(Records for the task)
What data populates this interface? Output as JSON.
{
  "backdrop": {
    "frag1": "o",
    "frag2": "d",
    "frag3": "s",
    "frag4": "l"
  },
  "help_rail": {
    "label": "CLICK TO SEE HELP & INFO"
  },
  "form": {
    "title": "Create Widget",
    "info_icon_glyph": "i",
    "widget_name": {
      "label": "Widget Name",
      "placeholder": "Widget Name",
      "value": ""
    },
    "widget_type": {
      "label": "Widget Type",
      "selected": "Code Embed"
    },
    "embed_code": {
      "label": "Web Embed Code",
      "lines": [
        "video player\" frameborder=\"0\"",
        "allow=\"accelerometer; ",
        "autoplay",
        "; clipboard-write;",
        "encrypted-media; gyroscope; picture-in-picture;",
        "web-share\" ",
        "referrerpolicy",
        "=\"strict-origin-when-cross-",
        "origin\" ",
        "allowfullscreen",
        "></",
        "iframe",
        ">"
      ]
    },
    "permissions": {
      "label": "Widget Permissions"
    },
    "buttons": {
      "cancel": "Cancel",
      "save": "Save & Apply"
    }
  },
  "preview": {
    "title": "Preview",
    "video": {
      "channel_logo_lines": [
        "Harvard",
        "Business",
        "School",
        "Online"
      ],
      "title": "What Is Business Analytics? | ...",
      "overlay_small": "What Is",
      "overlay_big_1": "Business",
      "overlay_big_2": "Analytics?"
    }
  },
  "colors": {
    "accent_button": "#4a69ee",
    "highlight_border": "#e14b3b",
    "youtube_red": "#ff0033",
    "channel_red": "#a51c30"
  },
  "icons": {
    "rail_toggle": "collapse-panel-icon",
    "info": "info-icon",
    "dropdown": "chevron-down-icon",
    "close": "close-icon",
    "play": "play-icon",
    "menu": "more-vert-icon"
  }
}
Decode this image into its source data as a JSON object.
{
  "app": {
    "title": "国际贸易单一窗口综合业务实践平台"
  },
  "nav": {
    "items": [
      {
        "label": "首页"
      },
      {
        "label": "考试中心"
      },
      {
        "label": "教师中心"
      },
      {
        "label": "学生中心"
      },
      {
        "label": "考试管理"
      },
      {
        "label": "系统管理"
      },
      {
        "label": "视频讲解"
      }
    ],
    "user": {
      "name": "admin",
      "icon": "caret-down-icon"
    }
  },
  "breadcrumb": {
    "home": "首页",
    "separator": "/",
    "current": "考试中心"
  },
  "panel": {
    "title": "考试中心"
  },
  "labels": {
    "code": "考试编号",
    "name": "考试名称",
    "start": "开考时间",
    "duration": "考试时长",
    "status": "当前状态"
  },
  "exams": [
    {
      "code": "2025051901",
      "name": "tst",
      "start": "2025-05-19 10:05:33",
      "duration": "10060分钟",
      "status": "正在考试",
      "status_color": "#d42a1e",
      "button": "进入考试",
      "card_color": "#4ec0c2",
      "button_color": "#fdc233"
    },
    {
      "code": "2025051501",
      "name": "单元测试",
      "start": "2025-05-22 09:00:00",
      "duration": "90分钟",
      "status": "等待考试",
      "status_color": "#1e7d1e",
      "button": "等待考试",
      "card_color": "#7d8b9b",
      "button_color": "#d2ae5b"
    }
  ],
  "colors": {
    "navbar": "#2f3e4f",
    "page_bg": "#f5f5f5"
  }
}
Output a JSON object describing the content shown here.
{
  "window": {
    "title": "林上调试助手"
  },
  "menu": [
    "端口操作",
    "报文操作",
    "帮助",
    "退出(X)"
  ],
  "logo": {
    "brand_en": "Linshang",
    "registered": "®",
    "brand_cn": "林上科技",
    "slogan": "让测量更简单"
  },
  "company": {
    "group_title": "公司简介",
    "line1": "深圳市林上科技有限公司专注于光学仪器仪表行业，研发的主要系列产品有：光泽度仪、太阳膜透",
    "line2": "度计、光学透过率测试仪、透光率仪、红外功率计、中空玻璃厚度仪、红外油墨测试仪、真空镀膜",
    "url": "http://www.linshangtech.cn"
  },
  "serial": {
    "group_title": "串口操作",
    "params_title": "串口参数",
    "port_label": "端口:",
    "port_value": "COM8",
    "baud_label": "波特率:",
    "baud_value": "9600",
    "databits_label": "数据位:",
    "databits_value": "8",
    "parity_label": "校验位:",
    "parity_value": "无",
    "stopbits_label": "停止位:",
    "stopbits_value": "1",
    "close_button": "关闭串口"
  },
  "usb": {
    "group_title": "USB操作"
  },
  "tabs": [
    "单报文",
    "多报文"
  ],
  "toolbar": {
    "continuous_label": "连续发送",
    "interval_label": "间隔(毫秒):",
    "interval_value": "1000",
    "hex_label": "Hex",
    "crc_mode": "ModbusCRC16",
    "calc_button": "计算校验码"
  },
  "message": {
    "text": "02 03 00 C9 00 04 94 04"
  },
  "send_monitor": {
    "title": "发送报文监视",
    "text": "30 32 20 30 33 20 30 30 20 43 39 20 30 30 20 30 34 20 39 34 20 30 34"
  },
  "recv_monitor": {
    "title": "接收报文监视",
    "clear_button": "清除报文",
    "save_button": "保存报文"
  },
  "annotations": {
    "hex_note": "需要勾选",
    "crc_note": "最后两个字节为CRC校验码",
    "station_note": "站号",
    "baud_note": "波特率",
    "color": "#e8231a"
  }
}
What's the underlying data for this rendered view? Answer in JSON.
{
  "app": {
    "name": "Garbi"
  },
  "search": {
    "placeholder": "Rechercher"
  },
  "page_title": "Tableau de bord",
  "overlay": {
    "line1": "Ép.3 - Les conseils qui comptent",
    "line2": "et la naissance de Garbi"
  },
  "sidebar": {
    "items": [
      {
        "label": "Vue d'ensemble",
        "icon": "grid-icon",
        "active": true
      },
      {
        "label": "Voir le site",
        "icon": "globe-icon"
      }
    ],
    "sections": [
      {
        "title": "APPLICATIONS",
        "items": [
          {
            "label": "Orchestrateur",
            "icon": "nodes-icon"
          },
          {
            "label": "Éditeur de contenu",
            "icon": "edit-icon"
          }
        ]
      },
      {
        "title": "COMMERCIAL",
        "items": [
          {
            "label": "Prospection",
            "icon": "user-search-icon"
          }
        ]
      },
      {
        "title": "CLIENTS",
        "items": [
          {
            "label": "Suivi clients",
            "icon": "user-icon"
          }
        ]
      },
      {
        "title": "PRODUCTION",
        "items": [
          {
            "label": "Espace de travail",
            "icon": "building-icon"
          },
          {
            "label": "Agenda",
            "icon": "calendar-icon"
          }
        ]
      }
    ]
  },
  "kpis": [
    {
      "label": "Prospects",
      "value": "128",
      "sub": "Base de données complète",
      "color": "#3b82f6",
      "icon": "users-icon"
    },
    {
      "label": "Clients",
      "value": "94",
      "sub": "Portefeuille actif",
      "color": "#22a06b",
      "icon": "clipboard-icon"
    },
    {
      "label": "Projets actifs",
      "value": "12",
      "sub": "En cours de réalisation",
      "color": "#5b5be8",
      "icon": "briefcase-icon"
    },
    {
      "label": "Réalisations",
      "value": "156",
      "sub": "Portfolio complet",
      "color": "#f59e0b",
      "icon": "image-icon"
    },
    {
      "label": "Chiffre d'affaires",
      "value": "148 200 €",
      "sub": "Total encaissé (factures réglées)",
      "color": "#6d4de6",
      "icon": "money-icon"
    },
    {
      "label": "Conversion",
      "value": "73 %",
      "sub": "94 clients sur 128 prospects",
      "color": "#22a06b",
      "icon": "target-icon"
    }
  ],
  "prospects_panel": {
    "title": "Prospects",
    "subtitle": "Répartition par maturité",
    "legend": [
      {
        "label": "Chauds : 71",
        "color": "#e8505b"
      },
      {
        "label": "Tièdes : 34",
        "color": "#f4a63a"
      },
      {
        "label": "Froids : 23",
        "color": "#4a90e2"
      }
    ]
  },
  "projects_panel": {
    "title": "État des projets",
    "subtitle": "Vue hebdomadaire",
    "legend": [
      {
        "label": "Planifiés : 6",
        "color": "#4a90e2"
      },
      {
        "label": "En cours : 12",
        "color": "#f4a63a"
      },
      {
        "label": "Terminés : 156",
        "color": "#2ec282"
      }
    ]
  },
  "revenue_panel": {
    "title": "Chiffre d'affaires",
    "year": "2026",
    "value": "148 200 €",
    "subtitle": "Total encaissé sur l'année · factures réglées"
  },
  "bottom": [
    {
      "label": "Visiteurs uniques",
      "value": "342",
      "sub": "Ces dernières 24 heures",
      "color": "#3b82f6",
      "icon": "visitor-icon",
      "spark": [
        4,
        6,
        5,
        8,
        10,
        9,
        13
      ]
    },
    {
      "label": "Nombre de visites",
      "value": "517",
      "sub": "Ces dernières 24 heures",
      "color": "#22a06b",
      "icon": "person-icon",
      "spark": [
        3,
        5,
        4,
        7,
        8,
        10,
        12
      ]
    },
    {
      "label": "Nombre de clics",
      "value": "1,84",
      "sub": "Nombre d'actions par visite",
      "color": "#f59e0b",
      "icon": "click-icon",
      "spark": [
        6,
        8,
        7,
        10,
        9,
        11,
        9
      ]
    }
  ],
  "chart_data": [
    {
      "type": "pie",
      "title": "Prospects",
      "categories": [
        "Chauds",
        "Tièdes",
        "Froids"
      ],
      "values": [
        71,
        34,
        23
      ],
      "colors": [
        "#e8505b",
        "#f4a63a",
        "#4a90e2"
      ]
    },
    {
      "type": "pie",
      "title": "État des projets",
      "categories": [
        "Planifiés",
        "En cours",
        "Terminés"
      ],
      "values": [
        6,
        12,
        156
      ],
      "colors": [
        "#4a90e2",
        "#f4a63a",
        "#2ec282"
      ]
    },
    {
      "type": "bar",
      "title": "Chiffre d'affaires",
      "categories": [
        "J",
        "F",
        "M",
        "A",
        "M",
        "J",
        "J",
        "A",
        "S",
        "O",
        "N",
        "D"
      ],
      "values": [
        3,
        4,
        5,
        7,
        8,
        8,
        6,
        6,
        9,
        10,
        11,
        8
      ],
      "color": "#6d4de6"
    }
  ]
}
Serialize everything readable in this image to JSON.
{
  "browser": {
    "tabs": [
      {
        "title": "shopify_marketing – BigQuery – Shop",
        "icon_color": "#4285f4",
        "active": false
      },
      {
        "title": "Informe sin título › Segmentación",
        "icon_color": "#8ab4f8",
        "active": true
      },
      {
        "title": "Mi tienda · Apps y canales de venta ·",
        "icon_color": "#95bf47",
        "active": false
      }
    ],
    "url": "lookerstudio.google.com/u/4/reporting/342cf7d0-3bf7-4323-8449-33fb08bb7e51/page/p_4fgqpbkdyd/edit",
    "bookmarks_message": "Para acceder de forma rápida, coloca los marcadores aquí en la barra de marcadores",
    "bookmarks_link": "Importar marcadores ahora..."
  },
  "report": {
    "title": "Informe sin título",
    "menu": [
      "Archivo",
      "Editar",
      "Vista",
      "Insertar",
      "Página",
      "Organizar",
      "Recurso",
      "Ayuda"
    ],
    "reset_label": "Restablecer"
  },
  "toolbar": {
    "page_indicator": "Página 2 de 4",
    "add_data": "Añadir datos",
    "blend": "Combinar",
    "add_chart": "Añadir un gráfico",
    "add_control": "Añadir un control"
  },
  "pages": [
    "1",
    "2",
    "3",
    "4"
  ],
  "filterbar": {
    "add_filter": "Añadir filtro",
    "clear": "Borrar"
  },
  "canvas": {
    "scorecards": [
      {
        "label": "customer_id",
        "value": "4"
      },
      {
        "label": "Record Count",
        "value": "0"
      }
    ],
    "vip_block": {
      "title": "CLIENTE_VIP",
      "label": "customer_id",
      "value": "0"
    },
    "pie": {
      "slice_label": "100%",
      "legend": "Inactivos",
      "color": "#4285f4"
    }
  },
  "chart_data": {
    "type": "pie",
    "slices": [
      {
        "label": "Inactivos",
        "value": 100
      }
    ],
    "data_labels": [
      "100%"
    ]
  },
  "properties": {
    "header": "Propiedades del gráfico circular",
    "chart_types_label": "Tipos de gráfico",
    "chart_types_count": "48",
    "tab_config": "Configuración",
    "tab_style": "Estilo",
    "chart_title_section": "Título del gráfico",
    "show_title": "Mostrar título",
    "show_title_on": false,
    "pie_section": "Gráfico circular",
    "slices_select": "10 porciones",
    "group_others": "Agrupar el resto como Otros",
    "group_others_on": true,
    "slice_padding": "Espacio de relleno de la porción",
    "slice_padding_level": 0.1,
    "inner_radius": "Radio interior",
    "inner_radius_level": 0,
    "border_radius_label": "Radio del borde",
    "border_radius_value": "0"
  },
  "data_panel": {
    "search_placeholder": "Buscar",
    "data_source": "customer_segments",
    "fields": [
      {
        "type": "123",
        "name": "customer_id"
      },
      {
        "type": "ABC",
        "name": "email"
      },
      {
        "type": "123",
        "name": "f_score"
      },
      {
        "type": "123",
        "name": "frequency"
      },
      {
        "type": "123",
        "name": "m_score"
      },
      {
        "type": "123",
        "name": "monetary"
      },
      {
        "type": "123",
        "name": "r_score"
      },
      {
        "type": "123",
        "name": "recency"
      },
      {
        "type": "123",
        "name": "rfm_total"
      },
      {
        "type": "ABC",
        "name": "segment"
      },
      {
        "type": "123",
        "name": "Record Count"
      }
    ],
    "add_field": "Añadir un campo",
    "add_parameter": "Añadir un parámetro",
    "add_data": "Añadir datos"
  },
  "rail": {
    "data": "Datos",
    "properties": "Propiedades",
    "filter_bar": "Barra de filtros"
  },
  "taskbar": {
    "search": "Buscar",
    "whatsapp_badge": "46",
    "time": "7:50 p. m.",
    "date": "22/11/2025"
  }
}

(Direction)
Filter for "Garbi". Return all lines that hold it.

(Task output)
    "name": "Garbi"
    "line2": "et la naissance de Garbi"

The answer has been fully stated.